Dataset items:
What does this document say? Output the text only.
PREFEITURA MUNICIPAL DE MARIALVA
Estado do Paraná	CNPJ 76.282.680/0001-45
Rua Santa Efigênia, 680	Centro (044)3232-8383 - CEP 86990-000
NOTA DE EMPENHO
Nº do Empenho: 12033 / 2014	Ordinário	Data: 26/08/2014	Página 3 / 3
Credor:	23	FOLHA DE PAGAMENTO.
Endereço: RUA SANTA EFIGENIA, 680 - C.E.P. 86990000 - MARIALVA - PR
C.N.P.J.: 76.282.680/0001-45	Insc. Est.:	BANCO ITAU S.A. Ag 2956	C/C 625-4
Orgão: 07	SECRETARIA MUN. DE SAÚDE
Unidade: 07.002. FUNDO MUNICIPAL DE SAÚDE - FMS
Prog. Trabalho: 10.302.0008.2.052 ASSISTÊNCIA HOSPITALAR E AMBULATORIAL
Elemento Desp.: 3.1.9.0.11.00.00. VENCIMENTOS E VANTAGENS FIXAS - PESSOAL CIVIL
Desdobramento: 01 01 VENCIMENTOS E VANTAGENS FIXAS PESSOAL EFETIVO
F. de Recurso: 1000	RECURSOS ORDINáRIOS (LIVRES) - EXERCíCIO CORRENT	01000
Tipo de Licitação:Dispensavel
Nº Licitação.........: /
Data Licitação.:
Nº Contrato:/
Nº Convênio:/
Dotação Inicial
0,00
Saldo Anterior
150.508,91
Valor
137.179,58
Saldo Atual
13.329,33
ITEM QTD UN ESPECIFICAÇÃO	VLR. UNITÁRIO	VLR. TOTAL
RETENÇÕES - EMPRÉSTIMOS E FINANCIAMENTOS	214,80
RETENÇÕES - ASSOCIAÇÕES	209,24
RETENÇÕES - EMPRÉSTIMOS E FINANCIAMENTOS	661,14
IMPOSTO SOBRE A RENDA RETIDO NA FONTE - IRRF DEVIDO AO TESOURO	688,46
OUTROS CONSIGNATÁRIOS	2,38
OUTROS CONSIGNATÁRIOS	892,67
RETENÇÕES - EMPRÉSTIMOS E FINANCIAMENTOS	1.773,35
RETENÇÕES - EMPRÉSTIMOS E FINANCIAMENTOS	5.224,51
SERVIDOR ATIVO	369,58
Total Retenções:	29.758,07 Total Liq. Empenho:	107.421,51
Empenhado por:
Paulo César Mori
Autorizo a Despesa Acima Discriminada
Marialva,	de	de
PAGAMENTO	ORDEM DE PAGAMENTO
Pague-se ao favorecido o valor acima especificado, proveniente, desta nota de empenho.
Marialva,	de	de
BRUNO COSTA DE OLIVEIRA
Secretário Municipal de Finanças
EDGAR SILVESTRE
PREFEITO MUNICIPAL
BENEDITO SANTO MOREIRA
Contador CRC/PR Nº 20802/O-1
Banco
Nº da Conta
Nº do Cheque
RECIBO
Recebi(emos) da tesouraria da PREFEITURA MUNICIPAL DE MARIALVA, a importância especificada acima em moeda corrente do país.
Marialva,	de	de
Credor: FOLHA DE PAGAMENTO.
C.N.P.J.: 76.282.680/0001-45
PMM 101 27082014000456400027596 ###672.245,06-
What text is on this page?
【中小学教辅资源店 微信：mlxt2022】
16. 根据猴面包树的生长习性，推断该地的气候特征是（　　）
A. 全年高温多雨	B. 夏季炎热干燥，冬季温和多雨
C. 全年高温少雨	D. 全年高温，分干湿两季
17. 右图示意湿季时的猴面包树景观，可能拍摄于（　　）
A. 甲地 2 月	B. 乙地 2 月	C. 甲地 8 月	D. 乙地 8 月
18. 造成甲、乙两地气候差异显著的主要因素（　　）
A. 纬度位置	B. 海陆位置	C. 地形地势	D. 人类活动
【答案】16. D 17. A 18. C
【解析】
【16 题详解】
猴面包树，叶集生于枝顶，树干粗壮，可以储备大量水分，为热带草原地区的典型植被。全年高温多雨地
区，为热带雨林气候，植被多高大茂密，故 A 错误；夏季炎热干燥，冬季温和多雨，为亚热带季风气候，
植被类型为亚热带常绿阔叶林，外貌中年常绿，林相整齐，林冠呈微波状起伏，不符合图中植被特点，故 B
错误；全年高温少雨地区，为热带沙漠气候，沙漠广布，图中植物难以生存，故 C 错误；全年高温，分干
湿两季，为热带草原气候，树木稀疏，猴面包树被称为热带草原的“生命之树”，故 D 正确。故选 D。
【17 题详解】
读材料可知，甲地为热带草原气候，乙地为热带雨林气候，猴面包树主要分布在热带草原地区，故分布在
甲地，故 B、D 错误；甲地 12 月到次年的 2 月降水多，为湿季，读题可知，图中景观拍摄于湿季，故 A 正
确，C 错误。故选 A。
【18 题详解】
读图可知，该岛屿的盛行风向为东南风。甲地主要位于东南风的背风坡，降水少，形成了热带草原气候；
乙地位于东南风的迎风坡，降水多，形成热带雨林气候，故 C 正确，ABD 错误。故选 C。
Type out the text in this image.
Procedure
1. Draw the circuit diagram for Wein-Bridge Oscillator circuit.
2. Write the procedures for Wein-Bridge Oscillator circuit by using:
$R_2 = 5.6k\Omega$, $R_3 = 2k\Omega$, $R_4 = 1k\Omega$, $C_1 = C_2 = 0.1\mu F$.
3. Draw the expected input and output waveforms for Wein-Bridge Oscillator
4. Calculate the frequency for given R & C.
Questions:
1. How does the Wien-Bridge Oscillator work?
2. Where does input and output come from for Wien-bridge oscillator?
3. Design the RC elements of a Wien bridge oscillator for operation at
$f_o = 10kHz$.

## TASK TO COMPLETE
Reproduce all of the data exactly as given.

## SOLUTION TO THIS TASK
What does this document say? Output the text only.
PREFEITURA MUNICIPAL DE MARIALVA
Estado do Paraná	CNPJ 76.282.680/0001-45
Rua Santa Efigênia, 680	Centro (044)3232-8383 - CEP 86990-000
NOTA DE EMPENHO
Nº do Empenho: 12033 / 2014	Ordinário	Data: 26/08/2014	Página 3 / 3
Credor:	23	FOLHA DE PAGAMENTO.
Endereço: RUA SANTA EFIGENIA, 680 - C.E.P. 86990000 - MARIALVA - PR
C.N.P.J.: 76.282.680/0001-45	Insc. Est.:	BANCO ITAU S.A. Ag 2956	C/C 625-4
Orgão: 07	SECRETARIA MUN. DE SAÚDE
Unidade: 07.002. FUNDO MUNICIPAL DE SAÚDE - FMS
Prog. Trabalho: 10.302.0008.2.052 ASSISTÊNCIA HOSPITALAR E AMBULATORIAL
Elemento Desp.: 3.1.9.0.11.00.00. VENCIMENTOS E VANTAGENS FIXAS - PESSOAL CIVIL
Desdobramento: 01 01 VENCIMENTOS E VANTAGENS FIXAS PESSOAL EFETIVO
F. de Recurso: 1000	RECURSOS ORDINáRIOS (LIVRES) - EXERCíCIO CORRENT	01000
Tipo de Licitação:Dispensavel
Nº Licitação.........: /
Data Licitação.:
Nº Contrato:/
Nº Convênio:/
Dotação Inicial
0,00
Saldo Anterior
150.508,91
Valor
137.179,58
Saldo Atual
13.329,33
ITEM QTD UN ESPECIFICAÇÃO	VLR. UNITÁRIO	VLR. TOTAL
RETENÇÕES - EMPRÉSTIMOS E FINANCIAMENTOS	214,80
RETENÇÕES - ASSOCIAÇÕES	209,24
RETENÇÕES - EMPRÉSTIMOS E FINANCIAMENTOS	661,14
IMPOSTO SOBRE A RENDA RETIDO NA FONTE - IRRF DEVIDO AO TESOURO	688,46
OUTROS CONSIGNATÁRIOS	2,38
OUTROS CONSIGNATÁRIOS	892,67
RETENÇÕES - EMPRÉSTIMOS E FINANCIAMENTOS	1.773,35
RETENÇÕES - EMPRÉSTIMOS E FINANCIAMENTOS	5.224,51
SERVIDOR ATIVO	369,58
Total Retenções:	29.758,07 Total Liq. Empenho:	107.421,51
Empenhado por:
Paulo César Mori
Autorizo a Despesa Acima Discriminada
Marialva,	de	de
PAGAMENTO	ORDEM DE PAGAMENTO
Pague-se ao favorecido o valor acima especificado, proveniente, desta nota de empenho.
Marialva,	de	de
BRUNO COSTA DE OLIVEIRA
Secretário Municipal de Finanças
EDGAR SILVESTRE
PREFEITO MUNICIPAL
BENEDITO SANTO MOREIRA
Contador CRC/PR Nº 20802/O-1
Banco
Nº da Conta
Nº do Cheque
RECIBO
Recebi(emos) da tesouraria da PREFEITURA MUNICIPAL DE MARIALVA, a importância especificada acima em moeda corrente do país.
Marialva,	de	de
Credor: FOLHA DE PAGAMENTO.
C.N.P.J.: 76.282.680/0001-45
PMM 101 27082014000456400027596 ###672.245,06-
What text is on this page?
【中小学教辅资源店 微信：mlxt2022】
16. 根据猴面包树的生长习性，推断该地的气候特征是（　　）
A. 全年高温多雨	B. 夏季炎热干燥，冬季温和多雨
C. 全年高温少雨	D. 全年高温，分干湿两季
17. 右图示意湿季时的猴面包树景观，可能拍摄于（　　）
A. 甲地 2 月	B. 乙地 2 月	C. 甲地 8 月	D. 乙地 8 月
18. 造成甲、乙两地气候差异显著的主要因素（　　）
A. 纬度位置	B. 海陆位置	C. 地形地势	D. 人类活动
【答案】16. D 17. A 18. C
【解析】
【16 题详解】
猴面包树，叶集生于枝顶，树干粗壮，可以储备大量水分，为热带草原地区的典型植被。全年高温多雨地
区，为热带雨林气候，植被多高大茂密，故 A 错误；夏季炎热干燥，冬季温和多雨，为亚热带季风气候，
植被类型为亚热带常绿阔叶林，外貌中年常绿，林相整齐，林冠呈微波状起伏，不符合图中植被特点，故 B
错误；全年高温少雨地区，为热带沙漠气候，沙漠广布，图中植物难以生存，故 C 错误；全年高温，分干
湿两季，为热带草原气候，树木稀疏，猴面包树被称为热带草原的“生命之树”，故 D 正确。故选 D。
【17 题详解】
读材料可知，甲地为热带草原气候，乙地为热带雨林气候，猴面包树主要分布在热带草原地区，故分布在
甲地，故 B、D 错误；甲地 12 月到次年的 2 月降水多，为湿季，读题可知，图中景观拍摄于湿季，故 A 正
确，C 错误。故选 A。
【18 题详解】
读图可知，该岛屿的盛行风向为东南风。甲地主要位于东南风的背风坡，降水少，形成了热带草原气候；
乙地位于东南风的迎风坡，降水多，形成热带雨林气候，故 C 正确，ABD 错误。故选 C。
Type out the text in this image.
Procedure
1. Draw the circuit diagram for Wein-Bridge Oscillator circuit.
2. Write the procedures for Wein-Bridge Oscillator circuit by using:
$R_2 = 5.6k\Omega$, $R_3 = 2k\Omega$, $R_4 = 1k\Omega$, $C_1 = C_2 = 0.1\mu F$.
3. Draw the expected input and output waveforms for Wein-Bridge Oscillator
4. Calculate the frequency for given R & C.
Questions:
1. How does the Wien-Bridge Oscillator work?
2. Where does input and output come from for Wien-bridge oscillator?
3. Design the RC elements of a Wien bridge oscillator for operation at
$f_o = 10kHz$.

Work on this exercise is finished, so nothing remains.